EXERCISE OBJECTIVE: From the data below, return each line in which the string "Fatty" is found.

*** RECORD EXTRACTS

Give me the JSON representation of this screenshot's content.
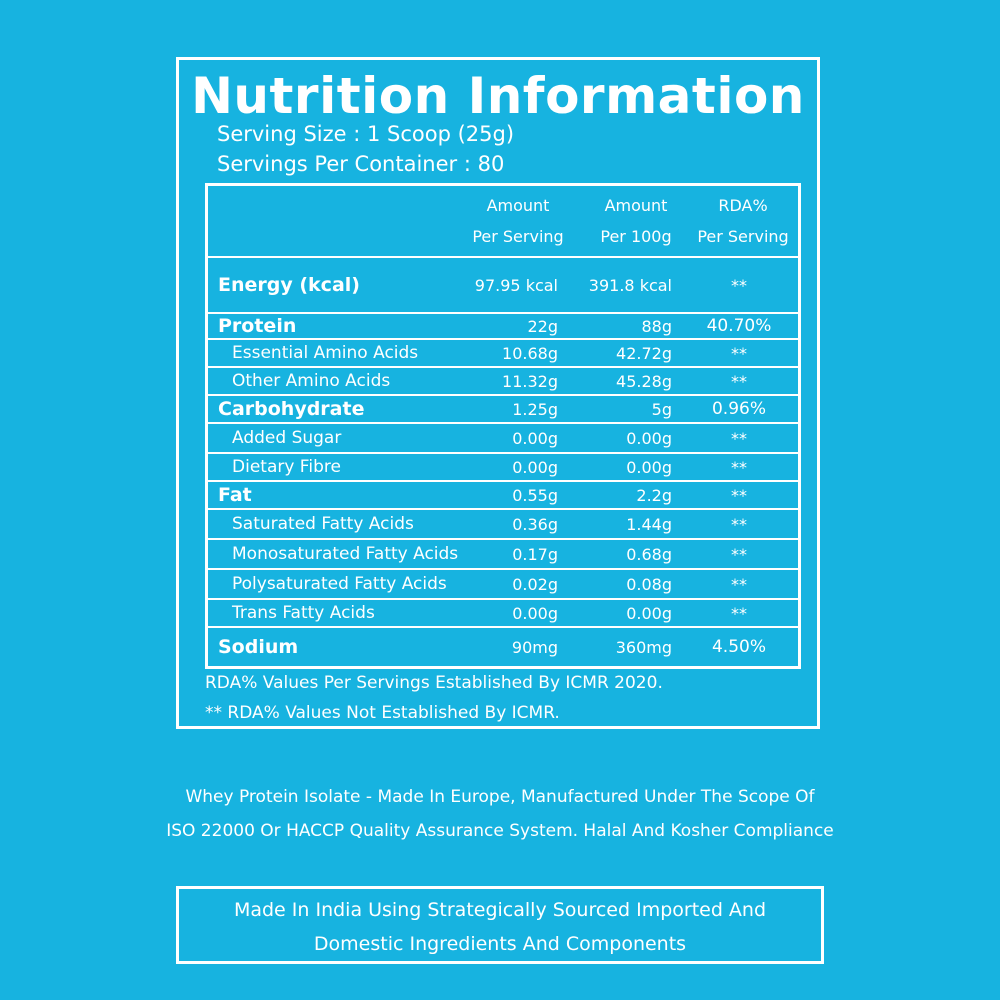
{
  "title": "Nutrition Information",
  "serving_size": "Serving Size : 1 Scoop (25g)",
  "servings_per_container": "Servings Per Container : 80",
  "table": {
    "headers": {
      "col1_line1": "Amount",
      "col1_line2": "Per Serving",
      "col2_line1": "Amount",
      "col2_line2": "Per 100g",
      "col3_line1": "RDA%",
      "col3_line2": "Per Serving"
    },
    "rows": [
      {
        "name": "Energy (kcal)",
        "per_serving": "97.95 kcal",
        "per_100g": "391.8 kcal",
        "rda": "**"
      },
      {
        "name": "Protein",
        "per_serving": "22g",
        "per_100g": "88g",
        "rda": "40.70%"
      },
      {
        "name": "Essential Amino Acids",
        "per_serving": "10.68g",
        "per_100g": "42.72g",
        "rda": "**"
      },
      {
        "name": "Other Amino Acids",
        "per_serving": "11.32g",
        "per_100g": "45.28g",
        "rda": "**"
      },
      {
        "name": "Carbohydrate",
        "per_serving": "1.25g",
        "per_100g": "5g",
        "rda": "0.96%"
      },
      {
        "name": "Added Sugar",
        "per_serving": "0.00g",
        "per_100g": "0.00g",
        "rda": "**"
      },
      {
        "name": "Dietary Fibre",
        "per_serving": "0.00g",
        "per_100g": "0.00g",
        "rda": "**"
      },
      {
        "name": "Fat",
        "per_serving": "0.55g",
        "per_100g": "2.2g",
        "rda": "**"
      },
      {
        "name": "Saturated Fatty Acids",
        "per_serving": "0.36g",
        "per_100g": "1.44g",
        "rda": "**"
      },
      {
        "name": "Monosaturated Fatty Acids",
        "per_serving": "0.17g",
        "per_100g": "0.68g",
        "rda": "**"
      },
      {
        "name": "Polysaturated Fatty Acids",
        "per_serving": "0.02g",
        "per_100g": "0.08g",
        "rda": "**"
      },
      {
        "name": "Trans Fatty Acids",
        "per_serving": "0.00g",
        "per_100g": "0.00g",
        "rda": "**"
      },
      {
        "name": "Sodium",
        "per_serving": "90mg",
        "per_100g": "360mg",
        "rda": "4.50%"
      }
    ]
  },
  "notes": {
    "rda_note": "RDA%  Values Per Servings Established By ICMR 2020.",
    "rda_not_established": "** RDA%  Values Not Established By ICMR."
  },
  "disclaimer": {
    "line1": "Whey Protein Isolate - Made In Europe, Manufactured Under The Scope Of",
    "line2": "ISO 22000 Or HACCP Quality Assurance System. Halal And Kosher Compliance"
  },
  "origin_box": {
    "line1": "Made In India Using Strategically Sourced Imported And",
    "line2": "Domestic Ingredients And Components"
  },
  "colors": {
    "background": "#17b3e0",
    "foreground": "#ffffff"
  }
}
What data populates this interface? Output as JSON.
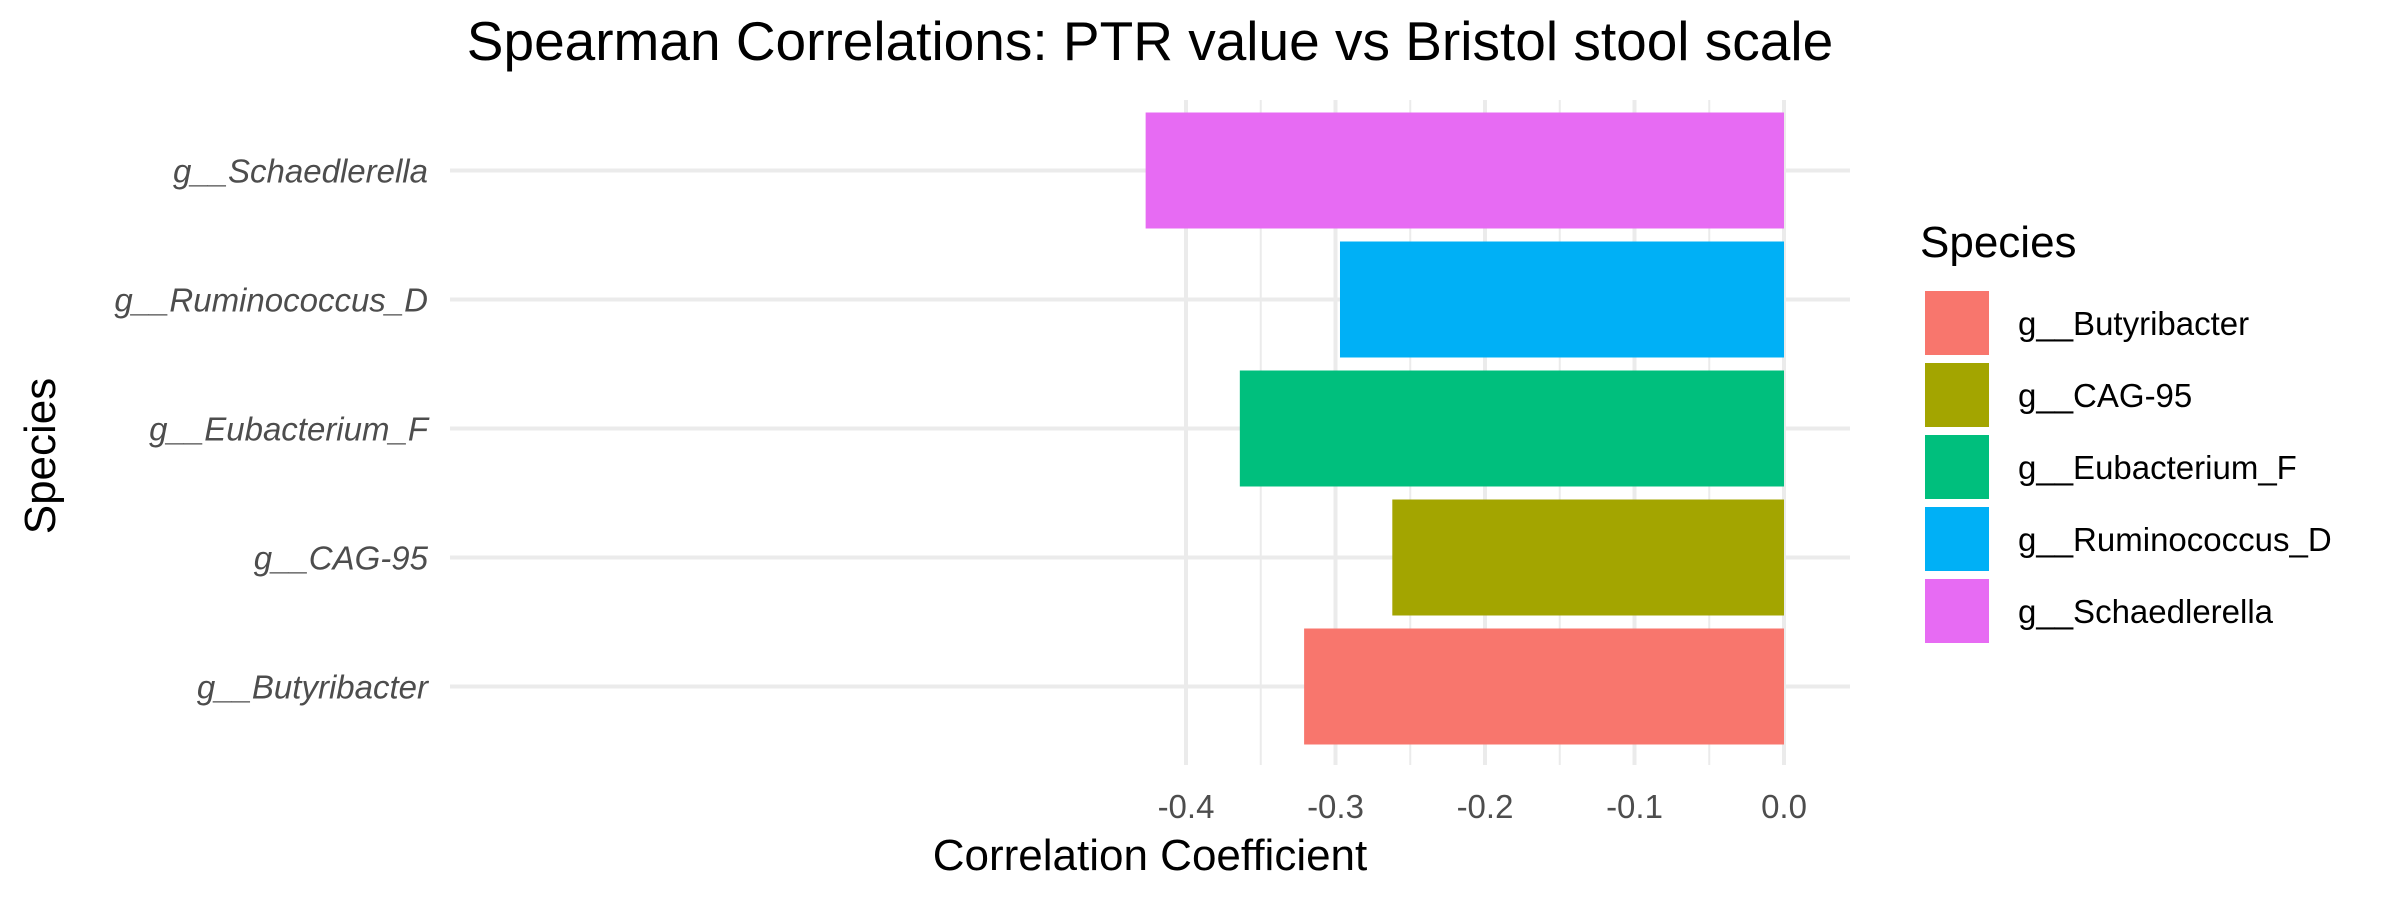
{
  "chart_data": {
    "type": "bar",
    "orientation": "horizontal",
    "title": "Spearman Correlations: PTR value vs Bristol stool scale",
    "xlabel": "Correlation Coefficient",
    "ylabel": "Species",
    "xlim": [
      -0.44,
      0.005
    ],
    "xticks": [
      -0.4,
      -0.3,
      -0.2,
      -0.1,
      0.0
    ],
    "xtick_labels": [
      "-0.4",
      "-0.3",
      "-0.2",
      "-0.1",
      "0.0"
    ],
    "categories": [
      "g__Butyribacter",
      "g__CAG-95",
      "g__Eubacterium_F",
      "g__Ruminococcus_D",
      "g__Schaedlerella"
    ],
    "values": [
      -0.321,
      -0.262,
      -0.364,
      -0.297,
      -0.427
    ],
    "colors": [
      "#F8766D",
      "#A3A500",
      "#00BF7D",
      "#00B0F6",
      "#E76BF3"
    ],
    "grid": true,
    "legend": {
      "title": "Species",
      "position": "right",
      "entries": [
        "g__Butyribacter",
        "g__CAG-95",
        "g__Eubacterium_F",
        "g__Ruminococcus_D",
        "g__Schaedlerella"
      ]
    }
  }
}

******

FINISHED EXERCISE:
        "name": "Saturated Fatty Acids",
        "name": "Monosaturated Fatty Acids",
        "name": "Polysaturated Fatty Acids",
        "name": "Trans Fatty Acids",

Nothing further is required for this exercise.